:: AIM ::
In the material below, find every line that holds the string "properties" and copy each of those lines. Upper and lower case must match.

:: EXTRACTED DATA ::
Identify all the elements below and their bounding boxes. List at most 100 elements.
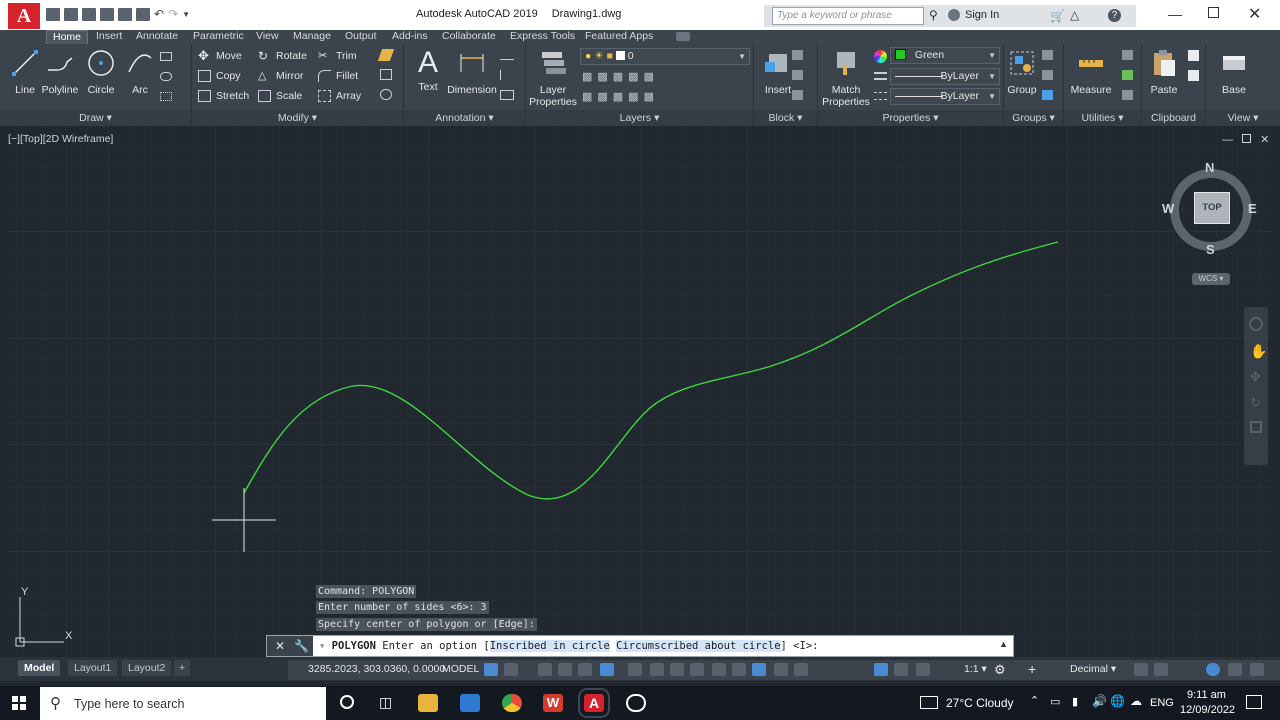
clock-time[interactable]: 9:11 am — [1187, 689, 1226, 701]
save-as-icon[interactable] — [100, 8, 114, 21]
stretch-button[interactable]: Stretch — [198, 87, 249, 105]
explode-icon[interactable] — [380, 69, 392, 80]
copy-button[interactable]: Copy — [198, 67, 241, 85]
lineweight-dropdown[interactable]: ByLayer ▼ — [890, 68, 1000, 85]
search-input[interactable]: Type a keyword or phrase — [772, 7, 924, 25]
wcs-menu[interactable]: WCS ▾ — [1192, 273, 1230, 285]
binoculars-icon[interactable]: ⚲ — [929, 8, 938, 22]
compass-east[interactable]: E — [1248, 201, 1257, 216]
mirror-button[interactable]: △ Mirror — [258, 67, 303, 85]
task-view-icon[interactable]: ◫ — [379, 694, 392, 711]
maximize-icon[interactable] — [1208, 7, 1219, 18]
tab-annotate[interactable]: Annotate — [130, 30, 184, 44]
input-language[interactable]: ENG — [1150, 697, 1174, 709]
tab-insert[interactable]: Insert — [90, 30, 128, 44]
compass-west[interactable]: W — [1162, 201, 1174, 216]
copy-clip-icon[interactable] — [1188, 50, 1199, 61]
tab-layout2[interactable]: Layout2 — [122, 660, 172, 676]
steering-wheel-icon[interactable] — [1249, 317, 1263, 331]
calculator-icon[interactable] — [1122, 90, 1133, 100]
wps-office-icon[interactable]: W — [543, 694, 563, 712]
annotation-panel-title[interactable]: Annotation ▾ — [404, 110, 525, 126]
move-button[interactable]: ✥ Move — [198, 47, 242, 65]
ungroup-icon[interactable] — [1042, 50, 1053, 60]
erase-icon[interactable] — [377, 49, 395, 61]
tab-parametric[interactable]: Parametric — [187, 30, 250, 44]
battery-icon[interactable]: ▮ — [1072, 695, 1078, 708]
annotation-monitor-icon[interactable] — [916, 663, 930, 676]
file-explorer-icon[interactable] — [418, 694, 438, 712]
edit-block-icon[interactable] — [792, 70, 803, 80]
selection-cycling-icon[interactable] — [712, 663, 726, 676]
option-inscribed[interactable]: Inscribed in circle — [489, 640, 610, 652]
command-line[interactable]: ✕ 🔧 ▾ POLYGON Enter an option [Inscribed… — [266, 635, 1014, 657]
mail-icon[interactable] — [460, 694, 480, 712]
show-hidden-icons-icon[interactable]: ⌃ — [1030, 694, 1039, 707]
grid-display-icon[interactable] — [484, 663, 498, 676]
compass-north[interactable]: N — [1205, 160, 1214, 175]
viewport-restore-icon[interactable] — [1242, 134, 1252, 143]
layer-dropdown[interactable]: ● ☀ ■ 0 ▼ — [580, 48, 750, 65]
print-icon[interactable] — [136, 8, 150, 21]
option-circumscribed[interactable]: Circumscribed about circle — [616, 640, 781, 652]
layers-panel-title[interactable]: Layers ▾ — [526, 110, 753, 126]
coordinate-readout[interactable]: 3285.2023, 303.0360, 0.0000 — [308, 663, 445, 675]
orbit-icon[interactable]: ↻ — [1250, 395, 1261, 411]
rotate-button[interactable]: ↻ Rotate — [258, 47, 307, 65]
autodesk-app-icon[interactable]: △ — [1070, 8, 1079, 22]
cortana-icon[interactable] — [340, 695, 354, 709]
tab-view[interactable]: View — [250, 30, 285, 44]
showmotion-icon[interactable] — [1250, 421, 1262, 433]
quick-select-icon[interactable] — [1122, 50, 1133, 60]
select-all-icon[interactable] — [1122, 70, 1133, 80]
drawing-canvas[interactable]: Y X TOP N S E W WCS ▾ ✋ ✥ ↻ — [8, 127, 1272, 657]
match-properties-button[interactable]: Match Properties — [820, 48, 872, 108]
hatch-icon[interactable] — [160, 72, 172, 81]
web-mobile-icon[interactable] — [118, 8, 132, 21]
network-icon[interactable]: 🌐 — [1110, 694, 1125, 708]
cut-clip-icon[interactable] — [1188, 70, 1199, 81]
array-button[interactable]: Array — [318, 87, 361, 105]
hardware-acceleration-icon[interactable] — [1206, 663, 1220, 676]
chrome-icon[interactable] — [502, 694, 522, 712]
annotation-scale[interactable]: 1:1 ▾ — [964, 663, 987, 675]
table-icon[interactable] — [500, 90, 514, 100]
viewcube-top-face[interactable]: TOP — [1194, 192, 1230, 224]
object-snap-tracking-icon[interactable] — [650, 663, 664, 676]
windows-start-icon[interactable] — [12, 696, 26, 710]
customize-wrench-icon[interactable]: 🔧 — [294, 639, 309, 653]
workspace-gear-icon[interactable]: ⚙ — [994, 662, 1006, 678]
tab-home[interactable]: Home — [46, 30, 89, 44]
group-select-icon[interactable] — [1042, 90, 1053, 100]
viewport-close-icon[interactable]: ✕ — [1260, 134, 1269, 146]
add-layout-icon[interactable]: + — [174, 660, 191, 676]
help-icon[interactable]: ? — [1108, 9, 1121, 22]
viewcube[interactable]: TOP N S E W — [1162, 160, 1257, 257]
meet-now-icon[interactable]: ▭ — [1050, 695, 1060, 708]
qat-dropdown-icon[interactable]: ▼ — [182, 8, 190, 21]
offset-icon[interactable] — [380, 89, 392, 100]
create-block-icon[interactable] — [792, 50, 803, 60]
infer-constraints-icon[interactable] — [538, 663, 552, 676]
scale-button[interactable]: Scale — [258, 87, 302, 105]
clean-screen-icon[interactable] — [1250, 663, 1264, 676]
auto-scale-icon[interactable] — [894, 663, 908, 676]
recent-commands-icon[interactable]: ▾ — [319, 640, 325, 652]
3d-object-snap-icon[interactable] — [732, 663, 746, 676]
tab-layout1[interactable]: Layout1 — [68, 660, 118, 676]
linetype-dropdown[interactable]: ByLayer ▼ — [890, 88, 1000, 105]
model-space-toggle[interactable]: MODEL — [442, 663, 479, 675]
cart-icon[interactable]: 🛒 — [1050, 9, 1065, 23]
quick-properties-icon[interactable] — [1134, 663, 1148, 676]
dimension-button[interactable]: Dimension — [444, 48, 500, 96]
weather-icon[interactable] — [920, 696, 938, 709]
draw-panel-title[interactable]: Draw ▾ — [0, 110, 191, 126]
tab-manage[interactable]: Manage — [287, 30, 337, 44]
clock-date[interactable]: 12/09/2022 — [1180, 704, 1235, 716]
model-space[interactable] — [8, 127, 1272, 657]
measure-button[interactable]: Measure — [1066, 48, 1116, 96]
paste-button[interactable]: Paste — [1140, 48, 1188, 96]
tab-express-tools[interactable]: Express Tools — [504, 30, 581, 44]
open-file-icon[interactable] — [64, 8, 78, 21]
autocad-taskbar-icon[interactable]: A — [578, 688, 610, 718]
==
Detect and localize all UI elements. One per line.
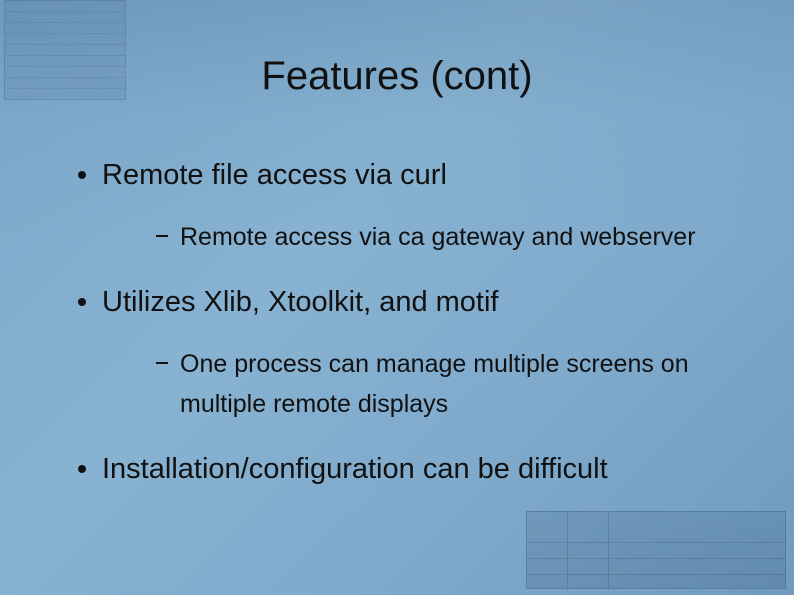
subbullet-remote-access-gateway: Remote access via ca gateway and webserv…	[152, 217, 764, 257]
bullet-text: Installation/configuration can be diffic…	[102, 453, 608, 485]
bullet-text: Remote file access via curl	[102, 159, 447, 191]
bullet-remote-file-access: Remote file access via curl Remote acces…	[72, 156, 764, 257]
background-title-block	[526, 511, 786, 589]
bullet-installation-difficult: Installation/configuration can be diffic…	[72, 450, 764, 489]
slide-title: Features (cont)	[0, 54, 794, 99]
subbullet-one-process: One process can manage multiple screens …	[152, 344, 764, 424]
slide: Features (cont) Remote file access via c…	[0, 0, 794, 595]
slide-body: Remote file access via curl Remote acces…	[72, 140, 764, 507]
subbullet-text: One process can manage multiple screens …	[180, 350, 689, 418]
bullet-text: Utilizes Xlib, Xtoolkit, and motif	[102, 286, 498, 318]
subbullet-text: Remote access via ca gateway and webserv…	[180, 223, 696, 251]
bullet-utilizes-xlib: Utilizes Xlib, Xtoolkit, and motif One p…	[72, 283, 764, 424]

:: FINAL RESULT ::
match-properties-button[interactable]: Match Properties — [820, 48, 872, 108]
quick-properties-icon[interactable] — [1134, 663, 1148, 676]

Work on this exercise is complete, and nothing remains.